## Data entries for graphics:
┌────────

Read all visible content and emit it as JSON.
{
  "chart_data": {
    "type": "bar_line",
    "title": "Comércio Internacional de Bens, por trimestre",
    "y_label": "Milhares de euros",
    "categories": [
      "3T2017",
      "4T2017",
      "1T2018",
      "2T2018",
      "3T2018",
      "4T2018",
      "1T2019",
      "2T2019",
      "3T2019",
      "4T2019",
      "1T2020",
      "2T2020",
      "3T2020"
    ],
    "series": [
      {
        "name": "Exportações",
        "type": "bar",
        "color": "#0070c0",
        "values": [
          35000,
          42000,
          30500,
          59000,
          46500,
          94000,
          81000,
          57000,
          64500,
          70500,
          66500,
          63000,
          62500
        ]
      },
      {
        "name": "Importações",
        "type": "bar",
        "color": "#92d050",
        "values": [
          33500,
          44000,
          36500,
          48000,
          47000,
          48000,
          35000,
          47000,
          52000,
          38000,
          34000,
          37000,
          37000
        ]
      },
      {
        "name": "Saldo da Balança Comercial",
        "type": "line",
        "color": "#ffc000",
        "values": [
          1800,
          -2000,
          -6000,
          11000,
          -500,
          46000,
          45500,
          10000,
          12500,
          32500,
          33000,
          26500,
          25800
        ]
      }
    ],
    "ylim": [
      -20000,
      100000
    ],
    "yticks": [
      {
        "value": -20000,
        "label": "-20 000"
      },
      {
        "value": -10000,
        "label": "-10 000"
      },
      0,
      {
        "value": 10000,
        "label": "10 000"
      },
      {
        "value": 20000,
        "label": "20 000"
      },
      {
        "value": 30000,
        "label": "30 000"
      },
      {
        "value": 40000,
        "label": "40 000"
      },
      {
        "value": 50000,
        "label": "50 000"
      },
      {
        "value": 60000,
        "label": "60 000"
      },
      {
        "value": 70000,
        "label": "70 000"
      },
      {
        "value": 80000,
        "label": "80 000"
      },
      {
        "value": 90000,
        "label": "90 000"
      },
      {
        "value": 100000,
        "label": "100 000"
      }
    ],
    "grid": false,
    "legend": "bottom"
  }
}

└────────

## STATED GOAL:
Copy out each record exactly as given, omitting none.

## FULL ANSWER:
Read all visible content and emit it as JSON.
{
  "chart_data": {
    "type": "bar_line",
    "title": "Comércio Internacional de Bens, por trimestre",
    "y_label": "Milhares de euros",
    "categories": [
      "3T2017",
      "4T2017",
      "1T2018",
      "2T2018",
      "3T2018",
      "4T2018",
      "1T2019",
      "2T2019",
      "3T2019",
      "4T2019",
      "1T2020",
      "2T2020",
      "3T2020"
    ],
    "series": [
      {
        "name": "Exportações",
        "type": "bar",
        "color": "#0070c0",
        "values": [
          35000,
          42000,
          30500,
          59000,
          46500,
          94000,
          81000,
          57000,
          64500,
          70500,
          66500,
          63000,
          62500
        ]
      },
      {
        "name": "Importações",
        "type": "bar",
        "color": "#92d050",
        "values": [
          33500,
          44000,
          36500,
          48000,
          47000,
          48000,
          35000,
          47000,
          52000,
          38000,
          34000,
          37000,
          37000
        ]
      },
      {
        "name": "Saldo da Balança Comercial",
        "type": "line",
        "color": "#ffc000",
        "values": [
          1800,
          -2000,
          -6000,
          11000,
          -500,
          46000,
          45500,
          10000,
          12500,
          32500,
          33000,
          26500,
          25800
        ]
      }
    ],
    "ylim": [
      -20000,
      100000
    ],
    "yticks": [
      {
        "value": -20000,
        "label": "-20 000"
      },
      {
        "value": -10000,
        "label": "-10 000"
      },
      0,
      {
        "value": 10000,
        "label": "10 000"
      },
      {
        "value": 20000,
        "label": "20 000"
      },
      {
        "value": 30000,
        "label": "30 000"
      },
      {
        "value": 40000,
        "label": "40 000"
      },
      {
        "value": 50000,
        "label": "50 000"
      },
      {
        "value": 60000,
        "label": "60 000"
      },
      {
        "value": 70000,
        "label": "70 000"
      },
      {
        "value": 80000,
        "label": "80 000"
      },
      {
        "value": 90000,
        "label": "90 000"
      },
      {
        "value": 100000,
        "label": "100 000"
      }
    ],
    "grid": false,
    "legend": "bottom"
  }
}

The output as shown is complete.